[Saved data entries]
>> Start

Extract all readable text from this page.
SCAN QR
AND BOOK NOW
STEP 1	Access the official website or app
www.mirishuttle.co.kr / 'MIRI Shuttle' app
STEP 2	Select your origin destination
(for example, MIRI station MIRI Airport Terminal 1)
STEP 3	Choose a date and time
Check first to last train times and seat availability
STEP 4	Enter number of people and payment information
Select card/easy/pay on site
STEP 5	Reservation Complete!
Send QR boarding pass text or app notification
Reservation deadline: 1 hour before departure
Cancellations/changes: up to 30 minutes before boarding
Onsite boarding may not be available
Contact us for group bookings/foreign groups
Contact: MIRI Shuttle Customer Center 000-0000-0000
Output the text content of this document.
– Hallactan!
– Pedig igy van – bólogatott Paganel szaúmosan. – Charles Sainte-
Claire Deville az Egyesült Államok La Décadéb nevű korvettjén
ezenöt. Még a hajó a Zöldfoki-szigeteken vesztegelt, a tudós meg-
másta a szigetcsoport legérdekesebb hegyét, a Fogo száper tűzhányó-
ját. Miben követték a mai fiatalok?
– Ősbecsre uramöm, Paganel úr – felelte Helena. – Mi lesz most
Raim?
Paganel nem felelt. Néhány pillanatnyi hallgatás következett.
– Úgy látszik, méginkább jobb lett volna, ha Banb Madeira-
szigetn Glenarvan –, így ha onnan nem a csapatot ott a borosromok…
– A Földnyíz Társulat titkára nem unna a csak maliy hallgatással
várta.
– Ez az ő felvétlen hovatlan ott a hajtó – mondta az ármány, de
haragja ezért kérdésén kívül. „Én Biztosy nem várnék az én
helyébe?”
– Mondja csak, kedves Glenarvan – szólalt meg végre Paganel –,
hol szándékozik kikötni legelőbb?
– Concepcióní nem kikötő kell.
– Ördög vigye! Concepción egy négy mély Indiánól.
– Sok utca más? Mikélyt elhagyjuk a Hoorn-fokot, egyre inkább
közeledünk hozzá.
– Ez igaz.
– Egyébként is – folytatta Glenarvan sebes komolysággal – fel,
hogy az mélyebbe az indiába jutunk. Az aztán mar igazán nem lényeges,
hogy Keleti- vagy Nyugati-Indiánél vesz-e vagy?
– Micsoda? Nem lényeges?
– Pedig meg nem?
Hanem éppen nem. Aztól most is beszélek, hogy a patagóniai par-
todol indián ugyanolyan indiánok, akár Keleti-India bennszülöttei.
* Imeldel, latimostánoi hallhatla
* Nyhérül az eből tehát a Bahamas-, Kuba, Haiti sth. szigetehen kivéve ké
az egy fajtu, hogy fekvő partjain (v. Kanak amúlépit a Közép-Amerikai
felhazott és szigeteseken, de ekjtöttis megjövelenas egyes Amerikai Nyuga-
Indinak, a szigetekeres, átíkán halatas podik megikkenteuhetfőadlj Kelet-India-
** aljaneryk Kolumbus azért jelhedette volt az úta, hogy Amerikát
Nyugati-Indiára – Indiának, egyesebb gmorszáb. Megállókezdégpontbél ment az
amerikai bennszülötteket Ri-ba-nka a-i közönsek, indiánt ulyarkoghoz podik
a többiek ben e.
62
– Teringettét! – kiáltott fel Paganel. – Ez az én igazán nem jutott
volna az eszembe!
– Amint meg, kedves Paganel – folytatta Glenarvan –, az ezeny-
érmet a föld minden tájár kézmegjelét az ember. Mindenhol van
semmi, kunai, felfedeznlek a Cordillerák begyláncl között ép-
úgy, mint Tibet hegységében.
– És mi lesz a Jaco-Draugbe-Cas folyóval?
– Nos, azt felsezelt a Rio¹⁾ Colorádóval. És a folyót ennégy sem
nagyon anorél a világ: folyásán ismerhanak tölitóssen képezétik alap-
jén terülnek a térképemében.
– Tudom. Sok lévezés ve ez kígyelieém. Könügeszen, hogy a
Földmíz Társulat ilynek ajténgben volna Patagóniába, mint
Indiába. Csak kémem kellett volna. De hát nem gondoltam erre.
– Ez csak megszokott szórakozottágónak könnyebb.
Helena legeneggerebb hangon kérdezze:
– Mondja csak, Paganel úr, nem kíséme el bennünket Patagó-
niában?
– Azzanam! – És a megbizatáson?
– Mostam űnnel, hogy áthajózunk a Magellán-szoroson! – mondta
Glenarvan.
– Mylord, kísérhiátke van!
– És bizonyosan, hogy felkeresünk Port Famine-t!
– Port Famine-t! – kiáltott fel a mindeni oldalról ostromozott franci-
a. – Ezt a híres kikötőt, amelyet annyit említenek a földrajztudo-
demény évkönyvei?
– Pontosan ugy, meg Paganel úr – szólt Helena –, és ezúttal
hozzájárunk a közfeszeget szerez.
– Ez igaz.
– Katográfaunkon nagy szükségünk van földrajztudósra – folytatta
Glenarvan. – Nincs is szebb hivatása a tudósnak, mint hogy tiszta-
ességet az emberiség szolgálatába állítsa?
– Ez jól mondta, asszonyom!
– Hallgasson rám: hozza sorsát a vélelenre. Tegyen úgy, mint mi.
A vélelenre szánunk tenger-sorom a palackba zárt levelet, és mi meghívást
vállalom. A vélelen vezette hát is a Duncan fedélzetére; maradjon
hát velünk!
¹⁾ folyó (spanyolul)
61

>> End

WHAT YOU HAVE TO DO.
Output all of the material, please, exactly as it stands.

COMPLETED EXERCISE.
Extract all readable text from this page.
SCAN QR
AND BOOK NOW
STEP 1	Access the official website or app
www.mirishuttle.co.kr / 'MIRI Shuttle' app
STEP 2	Select your origin destination
(for example, MIRI station MIRI Airport Terminal 1)
STEP 3	Choose a date and time
Check first to last train times and seat availability
STEP 4	Enter number of people and payment information
Select card/easy/pay on site
STEP 5	Reservation Complete!
Send QR boarding pass text or app notification
Reservation deadline: 1 hour before departure
Cancellations/changes: up to 30 minutes before boarding
Onsite boarding may not be available
Contact us for group bookings/foreign groups
Contact: MIRI Shuttle Customer Center 000-0000-0000
Output the text content of this document.
– Hallactan!
– Pedig igy van – bólogatott Paganel szaúmosan. – Charles Sainte-
Claire Deville az Egyesült Államok La Décadéb nevű korvettjén
ezenöt. Még a hajó a Zöldfoki-szigeteken vesztegelt, a tudós meg-
másta a szigetcsoport legérdekesebb hegyét, a Fogo száper tűzhányó-
ját. Miben követték a mai fiatalok?
– Ősbecsre uramöm, Paganel úr – felelte Helena. – Mi lesz most
Raim?
Paganel nem felelt. Néhány pillanatnyi hallgatás következett.
– Úgy látszik, méginkább jobb lett volna, ha Banb Madeira-
szigetn Glenarvan –, így ha onnan nem a csapatot ott a borosromok…
– A Földnyíz Társulat titkára nem unna a csak maliy hallgatással
várta.
– Ez az ő felvétlen hovatlan ott a hajtó – mondta az ármány, de
haragja ezért kérdésén kívül. „Én Biztosy nem várnék az én
helyébe?”
– Mondja csak, kedves Glenarvan – szólalt meg végre Paganel –,
hol szándékozik kikötni legelőbb?
– Concepcióní nem kikötő kell.
– Ördög vigye! Concepción egy négy mély Indiánól.
– Sok utca más? Mikélyt elhagyjuk a Hoorn-fokot, egyre inkább
közeledünk hozzá.
– Ez igaz.
– Egyébként is – folytatta Glenarvan sebes komolysággal – fel,
hogy az mélyebbe az indiába jutunk. Az aztán mar igazán nem lényeges,
hogy Keleti- vagy Nyugati-Indiánél vesz-e vagy?
– Micsoda? Nem lényeges?
– Pedig meg nem?
Hanem éppen nem. Aztól most is beszélek, hogy a patagóniai par-
todol indián ugyanolyan indiánok, akár Keleti-India bennszülöttei.
* Imeldel, latimostánoi hallhatla
* Nyhérül az eből tehát a Bahamas-, Kuba, Haiti sth. szigetehen kivéve ké
az egy fajtu, hogy fekvő partjain (v. Kanak amúlépit a Közép-Amerikai
felhazott és szigeteseken, de ekjtöttis megjövelenas egyes Amerikai Nyuga-
Indinak, a szigetekeres, átíkán halatas podik megikkenteuhetfőadlj Kelet-India-
** aljaneryk Kolumbus azért jelhedette volt az úta, hogy Amerikát
Nyugati-Indiára – Indiának, egyesebb gmorszáb. Megállókezdégpontbél ment az
amerikai bennszülötteket Ri-ba-nka a-i közönsek, indiánt ulyarkoghoz podik
a többiek ben e.
62
– Teringettét! – kiáltott fel Paganel. – Ez az én igazán nem jutott
volna az eszembe!
– Amint meg, kedves Paganel – folytatta Glenarvan –, az ezeny-
érmet a föld minden tájár kézmegjelét az ember. Mindenhol van
semmi, kunai, felfedeznlek a Cordillerák begyláncl között ép-
úgy, mint Tibet hegységében.
– És mi lesz a Jaco-Draugbe-Cas folyóval?
– Nos, azt felsezelt a Rio¹⁾ Colorádóval. És a folyót ennégy sem
nagyon anorél a világ: folyásán ismerhanak tölitóssen képezétik alap-
jén terülnek a térképemében.
– Tudom. Sok lévezés ve ez kígyelieém. Könügeszen, hogy a
Földmíz Társulat ilynek ajténgben volna Patagóniába, mint
Indiába. Csak kémem kellett volna. De hát nem gondoltam erre.
– Ez csak megszokott szórakozottágónak könnyebb.
Helena legeneggerebb hangon kérdezze:
– Mondja csak, Paganel úr, nem kíséme el bennünket Patagó-
niában?
– Azzanam! – És a megbizatáson?
– Mostam űnnel, hogy áthajózunk a Magellán-szoroson! – mondta
Glenarvan.
– Mylord, kísérhiátke van!
– És bizonyosan, hogy felkeresünk Port Famine-t!
– Port Famine-t! – kiáltott fel a mindeni oldalról ostromozott franci-
a. – Ezt a híres kikötőt, amelyet annyit említenek a földrajztudo-
demény évkönyvei?
– Pontosan ugy, meg Paganel úr – szólt Helena –, és ezúttal
hozzájárunk a közfeszeget szerez.
– Ez igaz.
– Katográfaunkon nagy szükségünk van földrajztudósra – folytatta
Glenarvan. – Nincs is szebb hivatása a tudósnak, mint hogy tiszta-
ességet az emberiség szolgálatába állítsa?
– Ez jól mondta, asszonyom!
– Hallgasson rám: hozza sorsát a vélelenre. Tegyen úgy, mint mi.
A vélelenre szánunk tenger-sorom a palackba zárt levelet, és mi meghívást
vállalom. A vélelen vezette hát is a Duncan fedélzetére; maradjon
hát velünk!
¹⁾ folyó (spanyolul)
61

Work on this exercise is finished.